■ **WHAT YOU ARE ASKED TO DO**: Return each line of the records holding the string "title".
● ● ● ● ●
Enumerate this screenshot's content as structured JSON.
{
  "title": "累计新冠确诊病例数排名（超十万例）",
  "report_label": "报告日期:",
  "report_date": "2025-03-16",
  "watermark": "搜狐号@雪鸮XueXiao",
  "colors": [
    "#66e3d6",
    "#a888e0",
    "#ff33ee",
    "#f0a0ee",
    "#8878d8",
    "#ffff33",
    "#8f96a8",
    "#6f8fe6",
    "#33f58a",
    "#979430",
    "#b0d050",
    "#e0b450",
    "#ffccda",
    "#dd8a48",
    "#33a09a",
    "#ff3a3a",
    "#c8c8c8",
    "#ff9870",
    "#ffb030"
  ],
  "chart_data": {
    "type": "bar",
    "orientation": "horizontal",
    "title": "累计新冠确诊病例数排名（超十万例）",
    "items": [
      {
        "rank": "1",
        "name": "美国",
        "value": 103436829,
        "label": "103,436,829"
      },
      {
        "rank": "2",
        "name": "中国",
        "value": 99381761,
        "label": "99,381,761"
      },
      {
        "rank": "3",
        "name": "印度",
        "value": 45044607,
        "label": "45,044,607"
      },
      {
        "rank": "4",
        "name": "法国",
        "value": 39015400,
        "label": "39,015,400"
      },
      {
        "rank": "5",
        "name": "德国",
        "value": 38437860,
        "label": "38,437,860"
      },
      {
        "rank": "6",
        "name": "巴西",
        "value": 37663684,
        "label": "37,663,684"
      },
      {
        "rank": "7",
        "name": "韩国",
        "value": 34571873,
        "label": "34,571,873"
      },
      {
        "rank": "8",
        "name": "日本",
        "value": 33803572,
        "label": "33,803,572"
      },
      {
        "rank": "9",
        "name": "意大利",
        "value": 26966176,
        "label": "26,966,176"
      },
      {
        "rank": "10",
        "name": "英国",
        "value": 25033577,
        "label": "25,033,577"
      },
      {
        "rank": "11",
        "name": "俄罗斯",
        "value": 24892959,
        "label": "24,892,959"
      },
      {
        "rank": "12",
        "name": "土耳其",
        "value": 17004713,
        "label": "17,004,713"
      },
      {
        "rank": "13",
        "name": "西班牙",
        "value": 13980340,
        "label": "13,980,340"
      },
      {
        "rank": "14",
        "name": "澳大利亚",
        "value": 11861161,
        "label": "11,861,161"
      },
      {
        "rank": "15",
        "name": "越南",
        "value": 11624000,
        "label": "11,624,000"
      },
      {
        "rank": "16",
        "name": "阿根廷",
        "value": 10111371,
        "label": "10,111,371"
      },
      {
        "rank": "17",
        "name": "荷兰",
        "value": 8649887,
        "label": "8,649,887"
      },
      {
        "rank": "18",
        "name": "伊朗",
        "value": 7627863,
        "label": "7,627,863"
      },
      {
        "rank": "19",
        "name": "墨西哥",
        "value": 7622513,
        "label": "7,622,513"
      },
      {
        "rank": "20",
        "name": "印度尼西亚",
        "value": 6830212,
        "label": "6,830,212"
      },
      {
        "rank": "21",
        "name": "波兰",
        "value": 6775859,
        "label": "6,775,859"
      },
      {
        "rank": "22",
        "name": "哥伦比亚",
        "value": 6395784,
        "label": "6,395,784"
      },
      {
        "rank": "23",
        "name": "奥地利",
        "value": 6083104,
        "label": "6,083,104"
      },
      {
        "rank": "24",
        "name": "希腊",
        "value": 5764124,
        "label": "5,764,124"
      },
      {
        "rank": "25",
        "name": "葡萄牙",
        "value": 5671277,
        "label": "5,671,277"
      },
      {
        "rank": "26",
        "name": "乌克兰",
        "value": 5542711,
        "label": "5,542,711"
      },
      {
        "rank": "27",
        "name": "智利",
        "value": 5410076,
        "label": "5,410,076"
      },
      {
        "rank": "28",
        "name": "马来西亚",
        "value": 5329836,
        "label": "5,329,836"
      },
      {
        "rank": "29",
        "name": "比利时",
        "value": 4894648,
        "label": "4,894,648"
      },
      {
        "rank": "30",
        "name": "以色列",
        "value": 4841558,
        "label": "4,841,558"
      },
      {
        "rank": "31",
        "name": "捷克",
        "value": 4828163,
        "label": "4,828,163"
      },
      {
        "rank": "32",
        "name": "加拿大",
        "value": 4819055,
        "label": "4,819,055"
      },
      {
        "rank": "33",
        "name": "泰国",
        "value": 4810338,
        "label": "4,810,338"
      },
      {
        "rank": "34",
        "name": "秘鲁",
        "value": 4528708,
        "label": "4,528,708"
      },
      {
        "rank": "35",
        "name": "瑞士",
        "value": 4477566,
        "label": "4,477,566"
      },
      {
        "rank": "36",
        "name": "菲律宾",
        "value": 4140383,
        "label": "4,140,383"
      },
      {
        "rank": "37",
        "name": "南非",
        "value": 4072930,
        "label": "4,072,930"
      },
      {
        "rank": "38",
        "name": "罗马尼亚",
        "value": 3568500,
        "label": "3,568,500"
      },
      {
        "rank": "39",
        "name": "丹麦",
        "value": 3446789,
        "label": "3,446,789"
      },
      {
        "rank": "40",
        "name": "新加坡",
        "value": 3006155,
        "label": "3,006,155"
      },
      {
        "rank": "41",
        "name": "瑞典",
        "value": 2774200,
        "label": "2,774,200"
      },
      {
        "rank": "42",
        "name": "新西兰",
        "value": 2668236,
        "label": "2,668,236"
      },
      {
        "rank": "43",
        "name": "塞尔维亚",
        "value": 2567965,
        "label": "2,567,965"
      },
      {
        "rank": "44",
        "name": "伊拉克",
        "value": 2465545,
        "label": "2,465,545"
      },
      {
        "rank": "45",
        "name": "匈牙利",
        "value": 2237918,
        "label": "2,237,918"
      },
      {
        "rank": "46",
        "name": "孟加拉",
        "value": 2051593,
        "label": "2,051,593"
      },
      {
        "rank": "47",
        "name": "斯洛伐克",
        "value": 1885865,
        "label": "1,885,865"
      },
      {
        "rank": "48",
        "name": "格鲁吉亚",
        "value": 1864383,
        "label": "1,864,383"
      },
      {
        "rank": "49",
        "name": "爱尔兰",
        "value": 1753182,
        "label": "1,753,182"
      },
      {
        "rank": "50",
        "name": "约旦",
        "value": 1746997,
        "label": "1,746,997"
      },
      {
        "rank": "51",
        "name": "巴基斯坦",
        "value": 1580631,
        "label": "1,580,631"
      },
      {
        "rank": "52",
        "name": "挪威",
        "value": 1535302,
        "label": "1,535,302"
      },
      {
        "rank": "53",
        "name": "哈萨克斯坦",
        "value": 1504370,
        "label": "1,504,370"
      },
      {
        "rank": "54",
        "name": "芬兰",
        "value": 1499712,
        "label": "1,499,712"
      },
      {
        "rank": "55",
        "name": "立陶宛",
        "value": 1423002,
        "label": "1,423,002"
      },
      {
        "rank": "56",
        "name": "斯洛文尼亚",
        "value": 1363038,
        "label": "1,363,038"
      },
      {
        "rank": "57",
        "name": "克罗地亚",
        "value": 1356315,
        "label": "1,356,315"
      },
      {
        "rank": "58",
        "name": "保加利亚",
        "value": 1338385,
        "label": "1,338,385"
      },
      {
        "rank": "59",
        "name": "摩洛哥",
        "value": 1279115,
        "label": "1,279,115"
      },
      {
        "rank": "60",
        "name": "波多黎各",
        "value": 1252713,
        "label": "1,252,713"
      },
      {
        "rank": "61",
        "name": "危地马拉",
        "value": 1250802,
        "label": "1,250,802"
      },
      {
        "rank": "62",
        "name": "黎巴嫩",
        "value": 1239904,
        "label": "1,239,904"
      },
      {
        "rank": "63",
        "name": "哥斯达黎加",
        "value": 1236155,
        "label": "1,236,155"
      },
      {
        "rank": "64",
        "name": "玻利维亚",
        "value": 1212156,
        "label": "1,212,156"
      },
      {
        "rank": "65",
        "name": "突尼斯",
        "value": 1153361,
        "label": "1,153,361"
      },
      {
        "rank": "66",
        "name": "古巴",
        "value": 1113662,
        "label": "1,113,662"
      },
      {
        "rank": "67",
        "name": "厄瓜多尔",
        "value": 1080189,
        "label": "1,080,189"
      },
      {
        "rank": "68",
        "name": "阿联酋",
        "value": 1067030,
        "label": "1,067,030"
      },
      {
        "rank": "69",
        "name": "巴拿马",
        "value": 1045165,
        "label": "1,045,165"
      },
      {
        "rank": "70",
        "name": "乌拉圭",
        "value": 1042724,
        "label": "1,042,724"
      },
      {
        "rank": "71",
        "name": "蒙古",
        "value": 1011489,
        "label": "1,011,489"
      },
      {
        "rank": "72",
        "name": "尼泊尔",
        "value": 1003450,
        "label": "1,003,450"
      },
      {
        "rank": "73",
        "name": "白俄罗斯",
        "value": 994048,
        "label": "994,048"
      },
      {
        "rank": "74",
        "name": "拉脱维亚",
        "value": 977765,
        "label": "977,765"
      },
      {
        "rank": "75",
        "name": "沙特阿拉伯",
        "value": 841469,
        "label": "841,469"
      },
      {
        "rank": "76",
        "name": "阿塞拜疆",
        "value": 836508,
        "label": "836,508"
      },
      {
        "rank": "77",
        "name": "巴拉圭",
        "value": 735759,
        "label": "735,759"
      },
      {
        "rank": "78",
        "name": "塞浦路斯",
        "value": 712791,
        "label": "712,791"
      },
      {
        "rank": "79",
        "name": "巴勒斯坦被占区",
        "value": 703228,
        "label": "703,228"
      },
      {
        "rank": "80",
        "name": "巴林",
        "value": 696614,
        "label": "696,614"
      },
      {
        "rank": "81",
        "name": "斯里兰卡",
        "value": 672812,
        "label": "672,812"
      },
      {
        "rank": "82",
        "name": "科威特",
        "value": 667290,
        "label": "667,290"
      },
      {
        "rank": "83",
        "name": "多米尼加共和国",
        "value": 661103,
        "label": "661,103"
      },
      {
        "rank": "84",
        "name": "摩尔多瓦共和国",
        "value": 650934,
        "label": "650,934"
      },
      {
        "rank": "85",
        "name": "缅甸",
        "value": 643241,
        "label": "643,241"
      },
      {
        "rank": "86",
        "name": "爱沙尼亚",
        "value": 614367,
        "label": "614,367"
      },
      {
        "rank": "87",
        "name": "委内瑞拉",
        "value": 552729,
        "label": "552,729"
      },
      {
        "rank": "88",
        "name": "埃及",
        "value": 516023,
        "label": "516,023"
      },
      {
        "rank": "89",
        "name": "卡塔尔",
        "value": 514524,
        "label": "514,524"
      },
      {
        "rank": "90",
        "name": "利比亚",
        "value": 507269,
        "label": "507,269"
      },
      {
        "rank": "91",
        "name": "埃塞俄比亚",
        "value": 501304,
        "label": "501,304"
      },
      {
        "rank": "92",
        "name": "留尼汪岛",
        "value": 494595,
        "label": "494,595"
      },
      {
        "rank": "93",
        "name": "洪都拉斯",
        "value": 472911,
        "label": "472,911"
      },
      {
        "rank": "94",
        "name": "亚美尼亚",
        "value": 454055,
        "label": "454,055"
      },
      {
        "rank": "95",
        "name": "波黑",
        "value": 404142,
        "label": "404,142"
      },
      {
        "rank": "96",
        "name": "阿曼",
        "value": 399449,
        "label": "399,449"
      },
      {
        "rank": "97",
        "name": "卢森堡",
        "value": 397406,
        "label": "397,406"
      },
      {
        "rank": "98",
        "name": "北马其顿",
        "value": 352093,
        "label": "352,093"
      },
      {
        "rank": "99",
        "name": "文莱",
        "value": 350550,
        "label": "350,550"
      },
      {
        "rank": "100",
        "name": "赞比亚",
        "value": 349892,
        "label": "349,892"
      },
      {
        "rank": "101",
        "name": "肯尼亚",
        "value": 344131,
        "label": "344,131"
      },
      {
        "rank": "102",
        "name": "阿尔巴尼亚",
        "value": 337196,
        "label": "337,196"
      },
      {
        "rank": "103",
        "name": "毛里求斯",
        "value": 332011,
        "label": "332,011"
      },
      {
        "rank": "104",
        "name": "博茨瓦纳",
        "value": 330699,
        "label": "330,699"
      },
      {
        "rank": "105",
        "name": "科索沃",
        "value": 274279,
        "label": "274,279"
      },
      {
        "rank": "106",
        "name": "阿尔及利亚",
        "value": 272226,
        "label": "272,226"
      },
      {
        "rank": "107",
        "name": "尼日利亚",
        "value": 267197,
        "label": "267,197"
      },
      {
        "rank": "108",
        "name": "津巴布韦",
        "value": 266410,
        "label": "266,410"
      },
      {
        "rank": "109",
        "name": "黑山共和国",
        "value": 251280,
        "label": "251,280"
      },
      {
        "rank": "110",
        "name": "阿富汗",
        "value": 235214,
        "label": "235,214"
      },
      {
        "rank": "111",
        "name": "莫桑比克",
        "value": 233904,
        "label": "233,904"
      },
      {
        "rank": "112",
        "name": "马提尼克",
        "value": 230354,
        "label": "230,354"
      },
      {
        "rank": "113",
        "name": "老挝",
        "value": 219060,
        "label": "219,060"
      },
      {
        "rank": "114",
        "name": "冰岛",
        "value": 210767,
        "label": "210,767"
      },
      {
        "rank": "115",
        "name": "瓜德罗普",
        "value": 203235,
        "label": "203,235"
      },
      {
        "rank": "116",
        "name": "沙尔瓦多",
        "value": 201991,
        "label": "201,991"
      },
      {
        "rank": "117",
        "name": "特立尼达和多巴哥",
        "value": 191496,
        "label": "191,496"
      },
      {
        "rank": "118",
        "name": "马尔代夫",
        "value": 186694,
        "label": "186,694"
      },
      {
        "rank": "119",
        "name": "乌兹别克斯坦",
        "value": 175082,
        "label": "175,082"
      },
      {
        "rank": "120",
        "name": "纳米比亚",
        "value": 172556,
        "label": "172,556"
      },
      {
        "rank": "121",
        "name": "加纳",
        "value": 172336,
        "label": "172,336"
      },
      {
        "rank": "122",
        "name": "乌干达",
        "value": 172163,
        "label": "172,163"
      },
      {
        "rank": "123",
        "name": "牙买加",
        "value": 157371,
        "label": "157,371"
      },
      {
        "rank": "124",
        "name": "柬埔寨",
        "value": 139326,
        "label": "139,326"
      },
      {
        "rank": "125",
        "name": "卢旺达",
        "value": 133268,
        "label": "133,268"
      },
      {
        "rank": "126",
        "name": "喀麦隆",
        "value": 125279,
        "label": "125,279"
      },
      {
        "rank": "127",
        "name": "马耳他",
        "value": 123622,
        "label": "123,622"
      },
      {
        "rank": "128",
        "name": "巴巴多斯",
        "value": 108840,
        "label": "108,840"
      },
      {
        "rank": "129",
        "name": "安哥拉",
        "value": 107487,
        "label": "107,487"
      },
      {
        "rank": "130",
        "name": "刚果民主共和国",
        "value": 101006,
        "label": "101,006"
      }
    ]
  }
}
● ● ● ● ●
■ **SOLVED EXERCISE**:
  "title": "累计新冠确诊病例数排名（超十万例）",
    "title": "累计新冠确诊病例数排名（超十万例）",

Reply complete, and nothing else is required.